==== Material for this task ====

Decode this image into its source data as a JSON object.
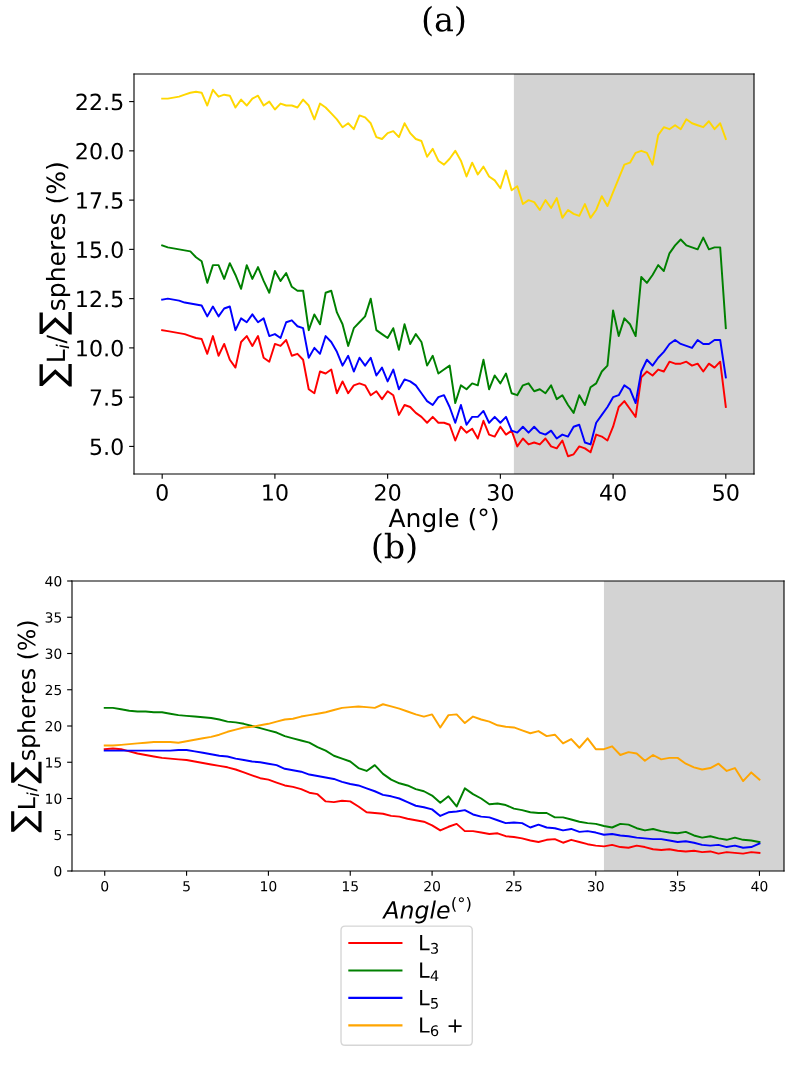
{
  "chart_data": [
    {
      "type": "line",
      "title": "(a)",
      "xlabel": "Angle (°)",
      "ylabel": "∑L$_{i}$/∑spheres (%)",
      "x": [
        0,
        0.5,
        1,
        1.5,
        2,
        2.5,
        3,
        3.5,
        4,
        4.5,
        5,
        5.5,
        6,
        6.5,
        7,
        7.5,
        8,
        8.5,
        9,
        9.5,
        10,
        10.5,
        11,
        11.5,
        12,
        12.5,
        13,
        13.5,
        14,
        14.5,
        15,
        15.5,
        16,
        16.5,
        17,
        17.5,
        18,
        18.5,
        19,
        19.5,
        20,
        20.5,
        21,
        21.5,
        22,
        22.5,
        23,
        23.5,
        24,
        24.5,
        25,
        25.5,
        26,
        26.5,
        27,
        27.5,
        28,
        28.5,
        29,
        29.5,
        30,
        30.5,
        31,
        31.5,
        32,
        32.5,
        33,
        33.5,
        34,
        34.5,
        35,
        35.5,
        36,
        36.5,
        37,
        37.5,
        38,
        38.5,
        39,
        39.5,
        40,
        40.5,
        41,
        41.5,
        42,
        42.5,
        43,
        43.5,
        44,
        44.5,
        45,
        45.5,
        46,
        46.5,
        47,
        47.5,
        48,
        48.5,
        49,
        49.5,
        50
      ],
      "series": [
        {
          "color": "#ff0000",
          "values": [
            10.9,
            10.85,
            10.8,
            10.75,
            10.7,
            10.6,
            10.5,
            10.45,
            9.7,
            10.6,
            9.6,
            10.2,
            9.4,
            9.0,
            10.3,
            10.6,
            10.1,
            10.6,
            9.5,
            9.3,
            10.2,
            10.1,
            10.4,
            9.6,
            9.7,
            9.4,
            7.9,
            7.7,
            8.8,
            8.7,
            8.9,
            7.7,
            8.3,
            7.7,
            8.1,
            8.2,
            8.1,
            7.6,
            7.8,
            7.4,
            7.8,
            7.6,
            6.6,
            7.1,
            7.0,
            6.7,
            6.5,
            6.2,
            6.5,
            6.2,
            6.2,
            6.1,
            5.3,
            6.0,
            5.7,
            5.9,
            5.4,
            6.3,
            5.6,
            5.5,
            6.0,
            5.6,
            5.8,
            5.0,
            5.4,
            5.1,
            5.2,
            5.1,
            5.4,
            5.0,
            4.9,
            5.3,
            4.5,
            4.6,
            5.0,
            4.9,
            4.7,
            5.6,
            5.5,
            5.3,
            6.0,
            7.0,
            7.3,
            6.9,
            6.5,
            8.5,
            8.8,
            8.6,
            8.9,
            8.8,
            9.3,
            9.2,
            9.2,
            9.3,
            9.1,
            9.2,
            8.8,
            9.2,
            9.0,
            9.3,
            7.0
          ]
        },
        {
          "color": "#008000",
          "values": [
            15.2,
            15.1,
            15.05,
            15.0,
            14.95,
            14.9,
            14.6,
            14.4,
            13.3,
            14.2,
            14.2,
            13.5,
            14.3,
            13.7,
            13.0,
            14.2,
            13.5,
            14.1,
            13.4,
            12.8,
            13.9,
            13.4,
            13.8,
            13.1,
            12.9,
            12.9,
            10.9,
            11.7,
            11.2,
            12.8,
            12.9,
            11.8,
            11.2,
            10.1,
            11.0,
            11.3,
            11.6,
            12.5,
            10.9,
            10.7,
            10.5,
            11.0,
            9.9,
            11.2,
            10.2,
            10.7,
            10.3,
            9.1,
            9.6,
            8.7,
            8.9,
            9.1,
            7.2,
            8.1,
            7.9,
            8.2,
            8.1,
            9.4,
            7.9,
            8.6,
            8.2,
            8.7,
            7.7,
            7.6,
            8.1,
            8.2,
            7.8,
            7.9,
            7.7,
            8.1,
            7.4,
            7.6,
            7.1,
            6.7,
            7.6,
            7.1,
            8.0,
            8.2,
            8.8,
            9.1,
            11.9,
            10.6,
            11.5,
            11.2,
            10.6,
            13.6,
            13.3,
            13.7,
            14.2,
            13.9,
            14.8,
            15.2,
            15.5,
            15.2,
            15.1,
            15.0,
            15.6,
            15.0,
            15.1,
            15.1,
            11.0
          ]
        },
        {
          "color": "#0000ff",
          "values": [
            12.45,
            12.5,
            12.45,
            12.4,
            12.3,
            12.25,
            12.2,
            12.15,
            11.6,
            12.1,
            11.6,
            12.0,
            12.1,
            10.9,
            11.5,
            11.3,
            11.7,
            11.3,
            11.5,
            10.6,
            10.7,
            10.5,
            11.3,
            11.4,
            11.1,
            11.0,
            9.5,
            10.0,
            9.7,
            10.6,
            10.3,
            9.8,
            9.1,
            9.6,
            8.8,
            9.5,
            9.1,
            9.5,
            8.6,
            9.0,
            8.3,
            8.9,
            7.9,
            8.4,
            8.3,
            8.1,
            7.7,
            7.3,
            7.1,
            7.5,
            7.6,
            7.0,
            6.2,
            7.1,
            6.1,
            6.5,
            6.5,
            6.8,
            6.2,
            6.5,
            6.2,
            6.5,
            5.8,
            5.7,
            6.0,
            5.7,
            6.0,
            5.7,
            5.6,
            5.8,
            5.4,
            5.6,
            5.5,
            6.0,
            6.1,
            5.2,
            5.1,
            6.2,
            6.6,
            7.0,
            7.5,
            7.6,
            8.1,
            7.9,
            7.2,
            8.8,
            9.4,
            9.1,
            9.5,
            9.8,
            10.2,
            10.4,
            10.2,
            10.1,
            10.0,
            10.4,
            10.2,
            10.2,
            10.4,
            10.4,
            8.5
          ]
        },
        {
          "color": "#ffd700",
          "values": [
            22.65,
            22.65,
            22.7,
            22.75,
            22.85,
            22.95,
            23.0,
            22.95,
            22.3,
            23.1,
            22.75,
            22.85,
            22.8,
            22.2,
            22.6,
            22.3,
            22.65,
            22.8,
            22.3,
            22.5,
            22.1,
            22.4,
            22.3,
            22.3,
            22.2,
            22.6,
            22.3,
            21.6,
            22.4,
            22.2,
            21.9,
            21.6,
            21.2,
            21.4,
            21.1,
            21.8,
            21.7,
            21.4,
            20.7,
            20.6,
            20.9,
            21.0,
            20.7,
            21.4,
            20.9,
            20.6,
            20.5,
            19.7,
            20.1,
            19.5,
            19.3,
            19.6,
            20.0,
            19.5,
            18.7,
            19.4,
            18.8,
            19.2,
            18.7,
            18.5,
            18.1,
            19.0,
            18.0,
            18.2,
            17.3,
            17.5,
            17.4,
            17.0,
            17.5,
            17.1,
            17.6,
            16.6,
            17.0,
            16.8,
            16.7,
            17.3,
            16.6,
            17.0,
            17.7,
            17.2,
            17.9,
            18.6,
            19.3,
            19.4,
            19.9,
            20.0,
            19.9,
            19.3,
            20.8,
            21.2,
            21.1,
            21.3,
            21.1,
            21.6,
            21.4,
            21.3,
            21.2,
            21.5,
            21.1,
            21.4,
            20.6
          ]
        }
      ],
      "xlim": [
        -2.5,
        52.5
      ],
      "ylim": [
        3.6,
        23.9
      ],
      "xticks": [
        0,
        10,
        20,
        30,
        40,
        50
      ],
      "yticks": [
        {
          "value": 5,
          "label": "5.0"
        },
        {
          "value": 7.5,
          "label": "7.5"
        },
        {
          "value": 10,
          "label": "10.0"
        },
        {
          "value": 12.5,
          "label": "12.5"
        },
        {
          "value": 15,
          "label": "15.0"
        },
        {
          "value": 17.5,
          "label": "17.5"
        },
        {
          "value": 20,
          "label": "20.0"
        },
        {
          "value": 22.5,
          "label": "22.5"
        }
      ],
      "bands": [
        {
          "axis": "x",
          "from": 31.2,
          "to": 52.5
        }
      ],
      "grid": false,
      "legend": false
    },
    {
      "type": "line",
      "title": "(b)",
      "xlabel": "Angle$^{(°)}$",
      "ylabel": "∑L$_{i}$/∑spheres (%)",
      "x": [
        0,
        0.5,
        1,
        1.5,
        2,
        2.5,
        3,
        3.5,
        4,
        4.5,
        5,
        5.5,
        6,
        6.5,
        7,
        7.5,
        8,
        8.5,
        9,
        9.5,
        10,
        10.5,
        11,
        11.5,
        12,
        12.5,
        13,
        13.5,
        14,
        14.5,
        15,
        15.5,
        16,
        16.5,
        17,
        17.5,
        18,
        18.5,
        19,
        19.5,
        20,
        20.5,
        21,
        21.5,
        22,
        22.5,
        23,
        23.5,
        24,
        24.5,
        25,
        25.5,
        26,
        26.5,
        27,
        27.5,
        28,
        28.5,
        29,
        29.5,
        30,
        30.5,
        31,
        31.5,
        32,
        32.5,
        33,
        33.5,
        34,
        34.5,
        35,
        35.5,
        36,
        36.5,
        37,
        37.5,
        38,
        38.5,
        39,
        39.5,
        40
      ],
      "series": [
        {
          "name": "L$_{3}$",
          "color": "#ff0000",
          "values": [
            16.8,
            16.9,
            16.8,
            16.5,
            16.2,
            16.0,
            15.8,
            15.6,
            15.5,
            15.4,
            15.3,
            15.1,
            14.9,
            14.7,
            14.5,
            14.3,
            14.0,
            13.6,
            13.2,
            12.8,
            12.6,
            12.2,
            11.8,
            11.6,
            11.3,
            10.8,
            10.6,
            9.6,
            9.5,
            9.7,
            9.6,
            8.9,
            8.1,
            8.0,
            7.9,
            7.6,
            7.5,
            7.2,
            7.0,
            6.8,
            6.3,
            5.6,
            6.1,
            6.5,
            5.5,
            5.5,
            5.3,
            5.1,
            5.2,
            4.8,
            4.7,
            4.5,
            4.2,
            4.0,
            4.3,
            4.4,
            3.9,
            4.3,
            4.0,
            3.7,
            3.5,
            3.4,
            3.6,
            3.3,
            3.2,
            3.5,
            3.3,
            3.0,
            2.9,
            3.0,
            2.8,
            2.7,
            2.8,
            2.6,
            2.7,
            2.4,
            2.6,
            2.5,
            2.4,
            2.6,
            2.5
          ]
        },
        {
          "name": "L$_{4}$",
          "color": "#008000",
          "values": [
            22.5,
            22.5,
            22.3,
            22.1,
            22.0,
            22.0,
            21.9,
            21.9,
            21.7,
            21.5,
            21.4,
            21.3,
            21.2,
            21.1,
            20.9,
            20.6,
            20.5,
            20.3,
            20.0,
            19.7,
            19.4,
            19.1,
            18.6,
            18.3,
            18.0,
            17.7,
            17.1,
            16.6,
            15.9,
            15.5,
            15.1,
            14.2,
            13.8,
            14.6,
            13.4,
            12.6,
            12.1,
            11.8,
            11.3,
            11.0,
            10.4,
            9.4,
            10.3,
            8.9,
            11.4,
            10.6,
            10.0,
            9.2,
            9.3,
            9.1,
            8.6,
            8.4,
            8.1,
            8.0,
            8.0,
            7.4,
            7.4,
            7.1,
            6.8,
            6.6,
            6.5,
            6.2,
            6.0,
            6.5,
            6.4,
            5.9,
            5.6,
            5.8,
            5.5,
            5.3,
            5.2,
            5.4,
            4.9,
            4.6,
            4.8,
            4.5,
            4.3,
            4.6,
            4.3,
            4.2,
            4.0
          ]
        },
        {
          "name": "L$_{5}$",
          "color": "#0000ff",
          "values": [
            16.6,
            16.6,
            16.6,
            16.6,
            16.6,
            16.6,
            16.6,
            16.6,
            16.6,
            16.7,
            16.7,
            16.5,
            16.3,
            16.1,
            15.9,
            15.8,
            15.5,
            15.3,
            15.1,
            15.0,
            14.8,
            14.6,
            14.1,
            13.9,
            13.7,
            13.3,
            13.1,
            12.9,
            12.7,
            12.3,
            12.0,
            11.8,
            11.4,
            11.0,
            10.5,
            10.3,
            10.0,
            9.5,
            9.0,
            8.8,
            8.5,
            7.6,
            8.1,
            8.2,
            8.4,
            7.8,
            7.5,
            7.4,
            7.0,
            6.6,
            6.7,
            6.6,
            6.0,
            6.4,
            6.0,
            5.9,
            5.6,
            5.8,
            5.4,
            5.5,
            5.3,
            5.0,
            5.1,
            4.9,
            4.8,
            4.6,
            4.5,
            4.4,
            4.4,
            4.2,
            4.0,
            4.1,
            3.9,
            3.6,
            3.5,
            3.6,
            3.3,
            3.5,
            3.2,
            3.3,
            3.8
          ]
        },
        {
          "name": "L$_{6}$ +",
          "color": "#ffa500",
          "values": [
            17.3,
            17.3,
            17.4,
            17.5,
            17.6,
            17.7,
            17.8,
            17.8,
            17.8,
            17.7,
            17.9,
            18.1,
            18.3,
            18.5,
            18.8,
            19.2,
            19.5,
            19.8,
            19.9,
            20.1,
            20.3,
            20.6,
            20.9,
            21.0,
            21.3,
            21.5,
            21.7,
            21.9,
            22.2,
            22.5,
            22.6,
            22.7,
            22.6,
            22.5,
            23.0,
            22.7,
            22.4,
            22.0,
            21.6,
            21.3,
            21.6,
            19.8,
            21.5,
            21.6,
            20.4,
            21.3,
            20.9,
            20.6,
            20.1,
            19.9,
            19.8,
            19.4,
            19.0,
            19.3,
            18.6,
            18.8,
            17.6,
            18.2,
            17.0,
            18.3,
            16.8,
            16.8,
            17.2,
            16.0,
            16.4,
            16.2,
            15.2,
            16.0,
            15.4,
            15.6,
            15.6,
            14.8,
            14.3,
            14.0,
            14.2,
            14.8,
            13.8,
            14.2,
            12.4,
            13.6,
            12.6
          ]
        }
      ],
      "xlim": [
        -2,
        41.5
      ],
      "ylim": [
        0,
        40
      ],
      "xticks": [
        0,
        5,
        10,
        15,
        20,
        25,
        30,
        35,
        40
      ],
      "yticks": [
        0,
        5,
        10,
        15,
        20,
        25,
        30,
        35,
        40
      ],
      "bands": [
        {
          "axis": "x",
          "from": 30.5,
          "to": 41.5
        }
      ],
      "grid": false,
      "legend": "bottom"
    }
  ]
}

====
==== Material for this task ====

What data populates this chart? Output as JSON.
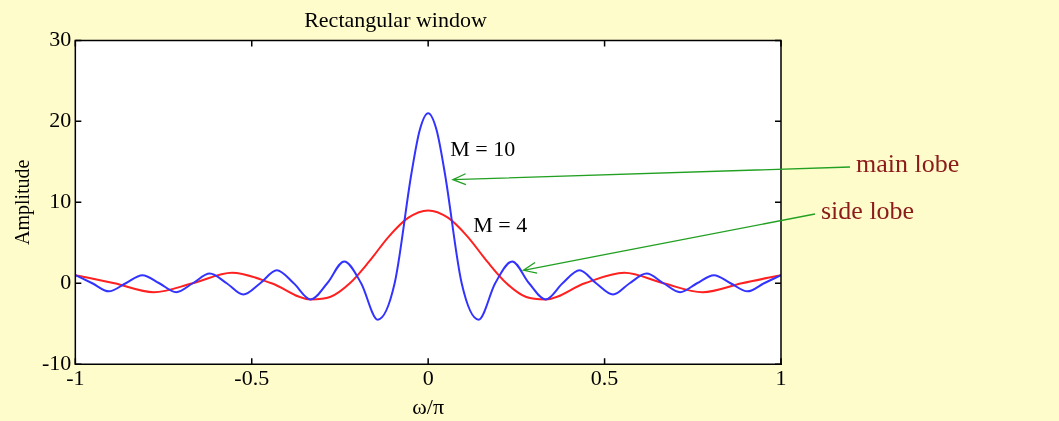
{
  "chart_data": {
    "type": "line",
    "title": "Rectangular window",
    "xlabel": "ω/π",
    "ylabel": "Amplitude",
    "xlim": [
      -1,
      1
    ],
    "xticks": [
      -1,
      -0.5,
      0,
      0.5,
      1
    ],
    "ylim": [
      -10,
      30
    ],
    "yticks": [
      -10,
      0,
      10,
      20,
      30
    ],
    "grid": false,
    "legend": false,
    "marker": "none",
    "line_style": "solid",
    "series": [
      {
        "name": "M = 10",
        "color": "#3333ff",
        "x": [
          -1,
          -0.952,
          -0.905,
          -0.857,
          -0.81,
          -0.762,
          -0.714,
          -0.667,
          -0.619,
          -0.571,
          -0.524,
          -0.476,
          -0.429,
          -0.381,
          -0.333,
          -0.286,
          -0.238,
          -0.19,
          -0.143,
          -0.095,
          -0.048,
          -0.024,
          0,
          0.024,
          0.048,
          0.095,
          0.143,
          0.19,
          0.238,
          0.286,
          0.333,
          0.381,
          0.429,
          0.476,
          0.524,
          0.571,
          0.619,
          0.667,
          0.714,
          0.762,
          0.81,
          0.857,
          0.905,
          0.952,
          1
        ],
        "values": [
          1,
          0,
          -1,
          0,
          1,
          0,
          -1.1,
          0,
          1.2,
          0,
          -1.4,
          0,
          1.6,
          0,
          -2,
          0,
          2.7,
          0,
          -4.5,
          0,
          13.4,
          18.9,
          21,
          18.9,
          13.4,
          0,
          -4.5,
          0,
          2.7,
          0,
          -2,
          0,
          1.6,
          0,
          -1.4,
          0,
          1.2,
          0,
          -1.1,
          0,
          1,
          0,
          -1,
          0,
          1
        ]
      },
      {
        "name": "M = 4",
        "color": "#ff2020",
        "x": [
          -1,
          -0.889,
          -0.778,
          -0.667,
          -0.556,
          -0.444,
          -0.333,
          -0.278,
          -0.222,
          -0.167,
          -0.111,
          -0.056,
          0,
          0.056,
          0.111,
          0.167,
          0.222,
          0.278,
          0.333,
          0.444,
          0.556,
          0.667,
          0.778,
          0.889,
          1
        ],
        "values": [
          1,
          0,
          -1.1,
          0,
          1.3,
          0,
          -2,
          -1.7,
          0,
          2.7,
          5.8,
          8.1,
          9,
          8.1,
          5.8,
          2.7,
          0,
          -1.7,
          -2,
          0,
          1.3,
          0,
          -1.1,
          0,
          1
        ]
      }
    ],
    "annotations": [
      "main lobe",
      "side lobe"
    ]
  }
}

====
==== Material for this task ====

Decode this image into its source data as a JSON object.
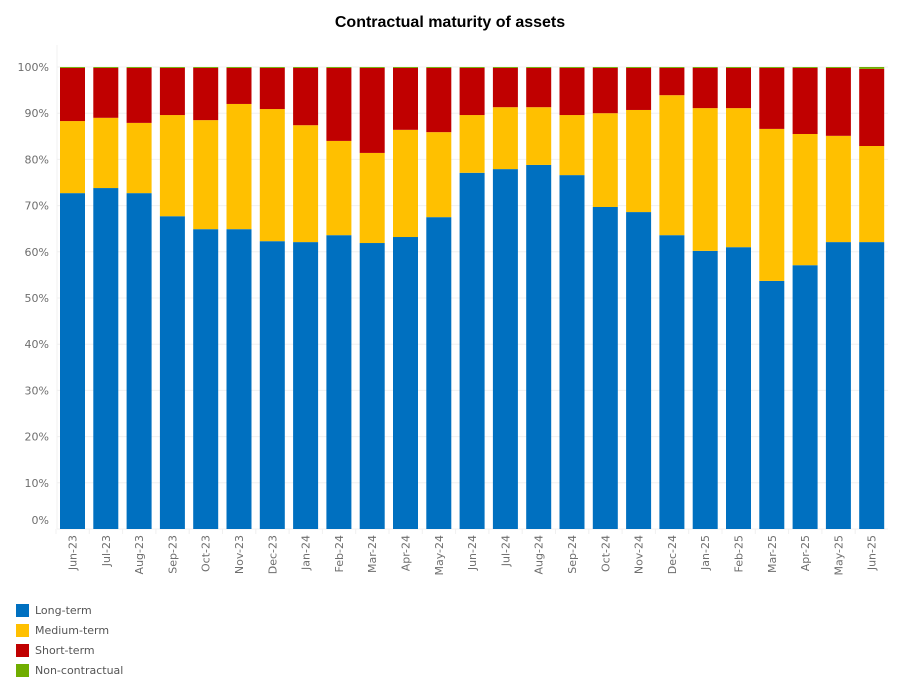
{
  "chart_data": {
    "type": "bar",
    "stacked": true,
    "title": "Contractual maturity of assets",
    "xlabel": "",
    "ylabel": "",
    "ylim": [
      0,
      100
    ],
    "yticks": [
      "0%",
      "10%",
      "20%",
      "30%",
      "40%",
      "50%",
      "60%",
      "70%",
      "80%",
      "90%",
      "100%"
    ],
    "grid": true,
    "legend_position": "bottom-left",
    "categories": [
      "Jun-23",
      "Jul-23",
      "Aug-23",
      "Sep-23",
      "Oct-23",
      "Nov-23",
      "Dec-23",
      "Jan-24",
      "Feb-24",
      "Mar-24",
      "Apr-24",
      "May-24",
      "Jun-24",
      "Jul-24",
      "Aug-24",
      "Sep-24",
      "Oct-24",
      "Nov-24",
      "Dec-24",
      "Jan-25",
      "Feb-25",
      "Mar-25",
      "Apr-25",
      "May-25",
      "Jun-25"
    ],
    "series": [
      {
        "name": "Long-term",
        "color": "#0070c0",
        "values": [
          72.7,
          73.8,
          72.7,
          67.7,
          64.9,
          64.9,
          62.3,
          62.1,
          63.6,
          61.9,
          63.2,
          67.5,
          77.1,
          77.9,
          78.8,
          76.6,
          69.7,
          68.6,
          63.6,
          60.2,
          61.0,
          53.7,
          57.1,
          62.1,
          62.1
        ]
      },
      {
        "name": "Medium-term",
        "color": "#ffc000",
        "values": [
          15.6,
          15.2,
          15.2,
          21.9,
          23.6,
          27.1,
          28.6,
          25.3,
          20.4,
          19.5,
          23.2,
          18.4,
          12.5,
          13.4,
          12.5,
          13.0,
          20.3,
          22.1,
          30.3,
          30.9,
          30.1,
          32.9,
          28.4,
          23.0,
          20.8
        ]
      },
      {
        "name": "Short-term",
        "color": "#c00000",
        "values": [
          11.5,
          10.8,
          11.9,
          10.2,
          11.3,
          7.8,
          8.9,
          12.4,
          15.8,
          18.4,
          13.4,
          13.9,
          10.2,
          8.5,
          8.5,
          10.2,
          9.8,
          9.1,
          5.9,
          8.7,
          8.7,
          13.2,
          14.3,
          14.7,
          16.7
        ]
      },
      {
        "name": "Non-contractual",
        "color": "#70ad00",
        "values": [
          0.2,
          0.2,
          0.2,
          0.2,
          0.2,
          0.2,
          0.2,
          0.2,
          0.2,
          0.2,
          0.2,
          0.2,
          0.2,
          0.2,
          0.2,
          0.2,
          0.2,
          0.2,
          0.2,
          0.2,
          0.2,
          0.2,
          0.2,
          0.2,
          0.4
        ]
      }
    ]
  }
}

====

- [What to do]:
Give only the number of lines in the records that include the word "title".

- [Answer in full]:
4